Aim 1: Which distances in millimeters does the antenna device text give, and what does each one measure?
Aim 2: Could you output the antenna device text word for word, between "The BT and GPS" and "filtering means 52.", inclusive?

* BEGIN Document text *

The first and second radiating elements are preferably planar elements supported by a dielectric carrier, such as radiating portions on a dielectric flexible film supported by a carrier. The dielectric carrier is preferably a portion of the back cover of the portable radio communication device. Alternatively the dielectric carrier is e.g. a portion of the middle deck the portable radio communication device. With the first and second radiating elements supported by a dielectric carrier the RF choke is preferably mounted thereon. Further, the first and second radiating elements are alternatively self-supported, and the RF choke is in this case preferably mounted on a printed wiring board 58 onto which the radiating elements are mounted on.
The antenna device preferably forms a half-loop radiating element for FM operation. The antenna device effectively forms IFA type antennas for BT and GPS operation.
The BT and GPS antennas are effectively IFA antennas, which antennas are added to an originally configured active FM antenna without essentially increasing utilization of available space in the portable radio communication device. All antennas are configured to operate on their respective ground tone, which thereby minimizes their sensitivity to the environment.
The antenna device preferably comprises a BT/GPS duplex filter 60 between the third filtering means 52 and the BT transceiver and GPS receiver, respectively, which duplex filter 60 e.g. is implemented as a standard component or integrated on chips. Alternatively, the BT transceiver and GPS receiver are e.g. connected directly to the third filtering means 52.
The length 54 between the first end 42 of the first elongated radiating element 41 and the second end 46 of the second radiating element 44 is configured for FM operation, about 70 mm.
The length between the duplex filter 60 and the second filtering means 59 is configured for BT operation, about 20 mm. The length between duplex filter 60 and the first filtering means 47 is configured for GPS operation, about 50 mm. The exemplary lengths given above are dependent on e.g. distance above a ground plane device 58, in this case based on the distance of about 5 mm and filtering means values.
An antenna system for the fourth embodiment of the antenna device comprises the antenna device, the filtering means and the receivers and transceivers.
It will be obvious that the present invention may be varied in a plurality of ways. Such variations are not to be regarded as departure from the scope of the present invention as defined by the appended claims. All such variations as would be obvious for a person skilled in the art are intended to be included within the scope of the present invention as defined by the appended claims.

* END Document text *
* BEGIN Entries supplied *

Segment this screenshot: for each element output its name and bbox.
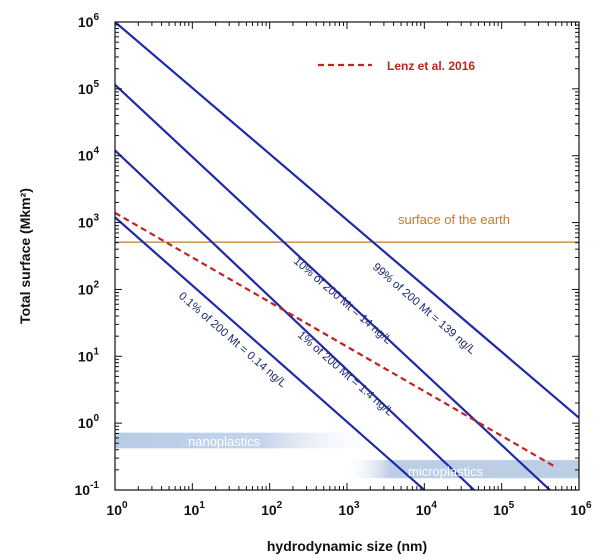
x-tick-exponent: 3 — [354, 500, 360, 511]
x-tick-label: 106 — [570, 500, 592, 518]
x-tick-label: 100 — [106, 500, 128, 518]
x-tick-exponent: 1 — [199, 500, 205, 511]
x-tick-base: 10 — [416, 502, 432, 518]
y-tick-base: 10 — [78, 415, 94, 431]
x-tick-labels: 100 101 102 103 104 105 106 — [106, 500, 592, 518]
y-tick-exponent: 1 — [93, 346, 99, 357]
x-tick-label: 104 — [416, 500, 438, 518]
y-tick-base: 10 — [78, 281, 94, 297]
x-axis-title: hydrodynamic size (nm) — [267, 538, 427, 554]
y-tick-label: 103 — [78, 213, 100, 231]
y-tick-base: 10 — [78, 14, 94, 30]
x-tick-label: 102 — [261, 500, 283, 518]
y-tick-exponent: -1 — [90, 480, 99, 491]
nanoplastics-band — [115, 432, 384, 449]
series-layer — [115, 22, 579, 490]
series-line-99-percent — [115, 22, 579, 419]
series-line-10-percent — [115, 83, 551, 490]
x-tick-label: 105 — [493, 500, 515, 518]
axis-ticks — [114, 21, 580, 491]
x-tick-exponent: 0 — [122, 500, 128, 511]
y-tick-label: 106 — [78, 12, 100, 30]
y-tick-base: 10 — [78, 81, 94, 97]
series-line-lenz-2016 — [115, 211, 557, 469]
y-tick-label: 105 — [78, 79, 100, 97]
y-axis-title: Total surface (Mkm²) — [17, 188, 33, 324]
microplastics-label: microplastics — [408, 464, 484, 479]
series-line-0-1-percent — [115, 216, 426, 490]
x-tick-base: 10 — [184, 502, 200, 518]
y-tick-label: 10-1 — [75, 480, 100, 498]
legend-label-lenz-2016: Lenz et al. 2016 — [387, 59, 475, 73]
x-tick-exponent: 4 — [431, 500, 437, 511]
y-tick-label: 101 — [78, 346, 100, 364]
x-tick-label: 101 — [184, 500, 206, 518]
series-line-1-percent — [115, 149, 475, 490]
x-tick-base: 10 — [261, 502, 277, 518]
surface-of-earth-label: surface of the earth — [398, 212, 510, 227]
y-tick-base: 10 — [78, 215, 94, 231]
y-tick-base: 10 — [78, 348, 94, 364]
bands-layer — [115, 432, 579, 479]
y-tick-base: 10 — [75, 482, 91, 498]
series-label-0-1-percent: 0.1% of 200 Mt = 0.14 ng/L — [176, 290, 289, 390]
y-tick-exponent: 6 — [93, 12, 99, 23]
plot-frame — [114, 21, 580, 491]
x-tick-base: 10 — [493, 502, 509, 518]
y-tick-label: 100 — [78, 413, 100, 431]
microplastics-band — [343, 460, 579, 479]
y-tick-exponent: 2 — [93, 279, 99, 290]
series-label-1-percent: 1% of 200 Mt = 1.4 ng/L — [295, 329, 396, 419]
y-tick-label: 102 — [78, 279, 100, 297]
y-tick-exponent: 4 — [93, 146, 99, 157]
x-tick-base: 10 — [570, 502, 586, 518]
x-tick-base: 10 — [106, 502, 122, 518]
x-tick-exponent: 6 — [586, 500, 592, 511]
y-tick-exponent: 5 — [93, 79, 99, 90]
x-tick-base: 10 — [338, 502, 354, 518]
y-tick-base: 10 — [78, 148, 94, 164]
x-tick-label: 103 — [338, 500, 360, 518]
legend: Lenz et al. 2016 — [318, 59, 475, 73]
y-tick-exponent: 0 — [93, 413, 99, 424]
x-tick-exponent: 5 — [509, 500, 515, 511]
nanoplastics-label: nanoplastics — [188, 434, 261, 449]
x-tick-exponent: 2 — [277, 500, 283, 511]
y-tick-exponent: 3 — [93, 213, 99, 224]
y-tick-label: 104 — [78, 146, 100, 164]
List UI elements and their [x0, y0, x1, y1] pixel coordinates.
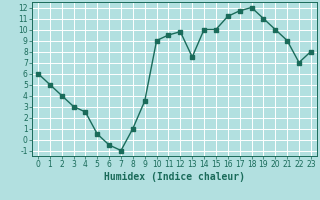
- X-axis label: Humidex (Indice chaleur): Humidex (Indice chaleur): [104, 172, 245, 182]
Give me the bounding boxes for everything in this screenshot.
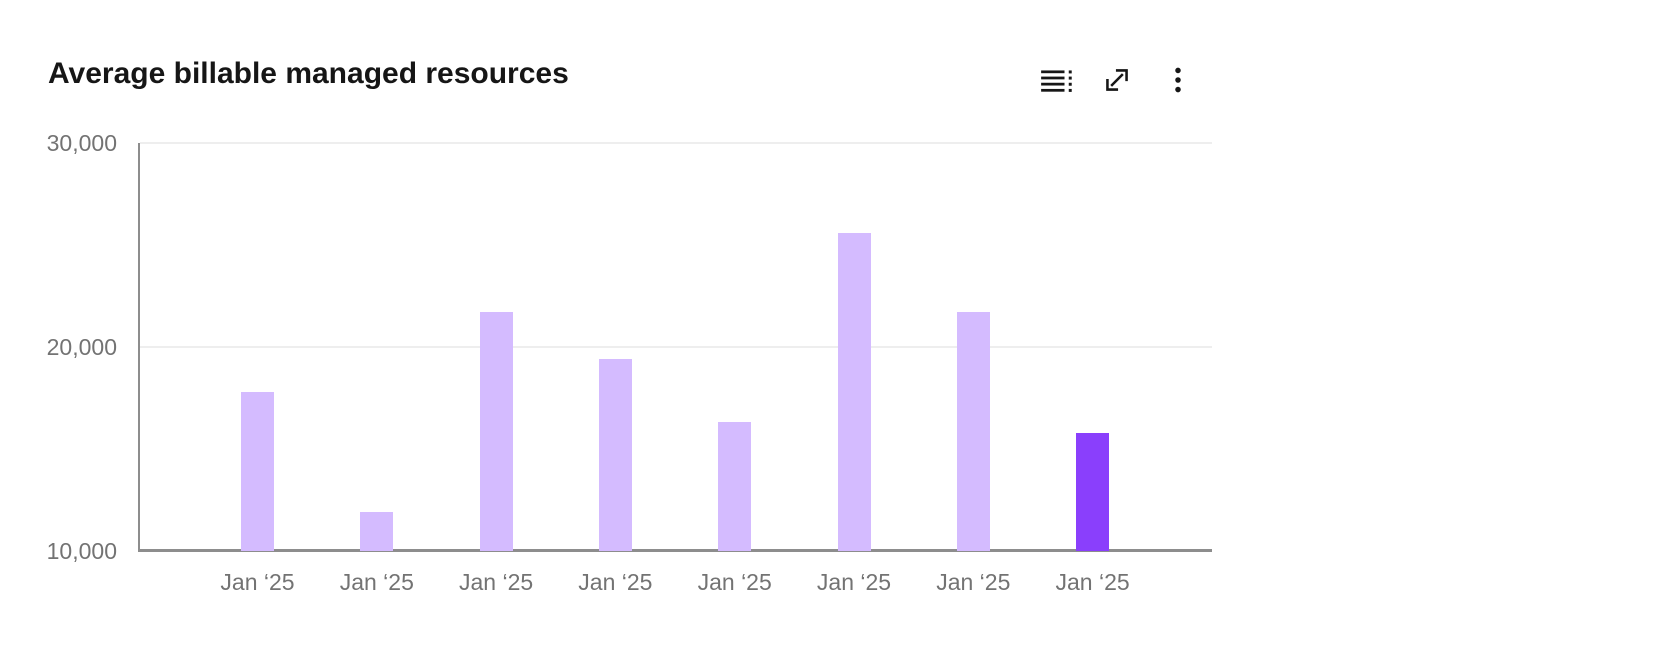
bar[interactable] (837, 232, 871, 551)
y-axis-tick-label: 30,000 (46, 130, 117, 156)
x-axis-tick-label: Jan ‘25 (220, 569, 295, 595)
expand-button[interactable] (1093, 56, 1141, 104)
data-table-button[interactable] (1032, 56, 1080, 104)
bar[interactable] (241, 391, 274, 551)
x-axis-tick-label: Jan ‘25 (697, 569, 772, 595)
overflow-menu-icon (1175, 67, 1181, 93)
bar[interactable] (956, 312, 990, 551)
bar[interactable] (360, 512, 394, 551)
y-axis-line (138, 143, 140, 552)
x-axis-tick-label: Jan ‘25 (578, 569, 653, 595)
overflow-menu-button[interactable] (1154, 56, 1202, 104)
y-axis-tick-label: 10,000 (46, 538, 117, 564)
bar[interactable] (1076, 432, 1110, 551)
bar[interactable] (718, 422, 752, 551)
chart-title: Average billable managed resources (48, 57, 569, 90)
x-axis-tick-label: Jan ‘25 (339, 569, 414, 595)
x-axis-line (138, 549, 1212, 552)
x-axis-tick-label: Jan ‘25 (816, 569, 892, 595)
data-table-icon (1041, 70, 1072, 92)
gridline (140, 346, 1212, 348)
bar[interactable] (479, 312, 513, 551)
x-axis-tick-label: Jan ‘25 (459, 569, 534, 595)
x-axis-tick-label: Jan ‘25 (936, 569, 1011, 595)
bar[interactable] (598, 359, 632, 551)
chart-toolbar (1032, 56, 1202, 104)
gridline (140, 142, 1212, 144)
x-axis-tick-label: Jan ‘25 (1055, 569, 1130, 595)
y-axis-tick-label: 20,000 (46, 334, 117, 360)
expand-icon (1106, 69, 1128, 91)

* END Entries supplied *

Reply 1:
- About 70 mm: the length 54 between the first end 42 of the first elongated radiating element 41 and the second end 46 of the second radiating element 44, configured for FM operation
- About 20 mm: the length between the duplex filter 60 and the second filtering means 59, configured for BT operation
- About 50 mm: the length between the duplex filter 60 and the first filtering means 47, configured for GPS operation
- About 5 mm: the distance above the ground plane device 58

Reply 2:
The BT and GPS antennas are effectively IFA antennas, which antennas are added to an originally configured active FM antenna without essentially increasing utilization of available space in the portable radio communication device. All antennas are configured to operate on their respective ground tone, which thereby minimizes their sensitivity to the environment.
The antenna device preferably comprises a BT/GPS duplex filter 60 between the third filtering means 52 and the BT transceiver and GPS receiver, respectively, which duplex filter 60 e.g. is implemented as a standard component or integrated on chips. Alternatively, the BT transceiver and GPS receiver are e.g. connected directly to the third filtering means 52.